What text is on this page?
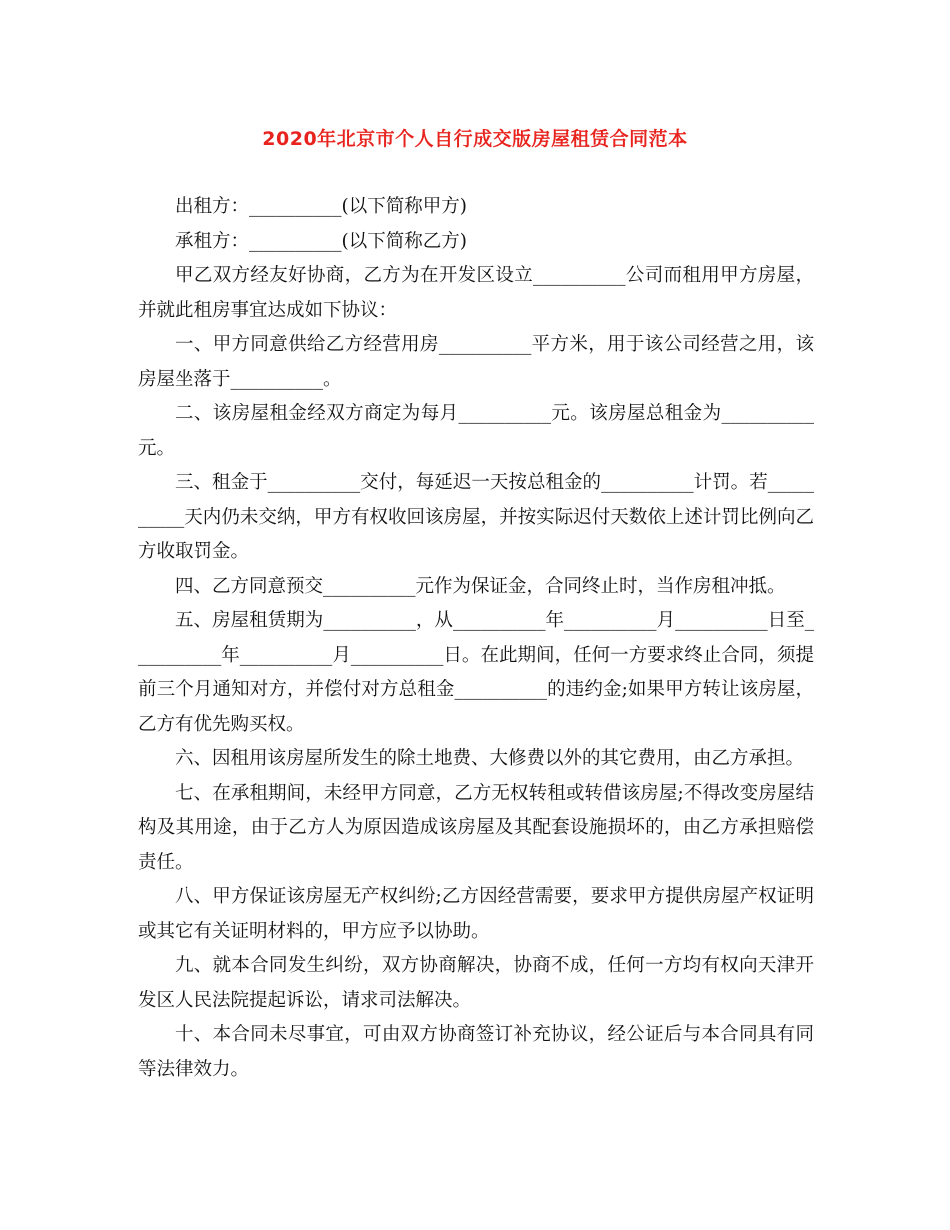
2020年北京市个人自行成交版房屋租赁合同范本

出租方：__________(以下简称甲方)

承租方：__________(以下简称乙方)

甲乙双方经友好协商，乙方为在开发区设立__________公司而租用甲方房屋，并就此租房事宜达成如下协议：

一、甲方同意供给乙方经营用房__________平方米，用于该公司经营之用，该房屋坐落于__________。

二、该房屋租金经双方商定为每月__________元。该房屋总租金为__________元。

三、租金于__________交付，每延迟一天按总租金的__________计罚。若__________天内仍未交纳，甲方有权收回该房屋，并按实际迟付天数依上述计罚比例向乙方收取罚金。

四、乙方同意预交__________元作为保证金，合同终止时，当作房租冲抵。

五、房屋租赁期为__________，从__________年__________月__________日至__________年__________月__________日。在此期间，任何一方要求终止合同，须提前三个月通知对方，并偿付对方总租金__________的违约金;如果甲方转让该房屋，乙方有优先购买权。

六、因租用该房屋所发生的除土地费、大修费以外的其它费用，由乙方承担。

七、在承租期间，未经甲方同意，乙方无权转租或转借该房屋;不得改变房屋结构及其用途，由于乙方人为原因造成该房屋及其配套设施损坏的，由乙方承担赔偿责任。

八、甲方保证该房屋无产权纠纷;乙方因经营需要，要求甲方提供房屋产权证明或其它有关证明材料的，甲方应予以协助。

九、就本合同发生纠纷，双方协商解决，协商不成，任何一方均有权向天津开发区人民法院提起诉讼，请求司法解决。

十、本合同未尽事宜，可由双方协商签订补充协议，经公证后与本合同具有同等法律效力。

***

## Exercise task:
Output every entry exactly as given; pictures are not part of the copy.

## Response to the exercise:
What text is on this page?
2020年北京市个人自行成交版房屋租赁合同范本

出租方：__________(以下简称甲方)

承租方：__________(以下简称乙方)

甲乙双方经友好协商，乙方为在开发区设立__________公司而租用甲方房屋，并就此租房事宜达成如下协议：

一、甲方同意供给乙方经营用房__________平方米，用于该公司经营之用，该房屋坐落于__________。

二、该房屋租金经双方商定为每月__________元。该房屋总租金为__________元。

三、租金于__________交付，每延迟一天按总租金的__________计罚。若__________天内仍未交纳，甲方有权收回该房屋，并按实际迟付天数依上述计罚比例向乙方收取罚金。

四、乙方同意预交__________元作为保证金，合同终止时，当作房租冲抵。

五、房屋租赁期为__________，从__________年__________月__________日至__________年__________月__________日。在此期间，任何一方要求终止合同，须提前三个月通知对方，并偿付对方总租金__________的违约金;如果甲方转让该房屋，乙方有优先购买权。

六、因租用该房屋所发生的除土地费、大修费以外的其它费用，由乙方承担。

七、在承租期间，未经甲方同意，乙方无权转租或转借该房屋;不得改变房屋结构及其用途，由于乙方人为原因造成该房屋及其配套设施损坏的，由乙方承担赔偿责任。

八、甲方保证该房屋无产权纠纷;乙方因经营需要，要求甲方提供房屋产权证明或其它有关证明材料的，甲方应予以协助。

九、就本合同发生纠纷，双方协商解决，协商不成，任何一方均有权向天津开发区人民法院提起诉讼，请求司法解决。

十、本合同未尽事宜，可由双方协商签订补充协议，经公证后与本合同具有同等法律效力。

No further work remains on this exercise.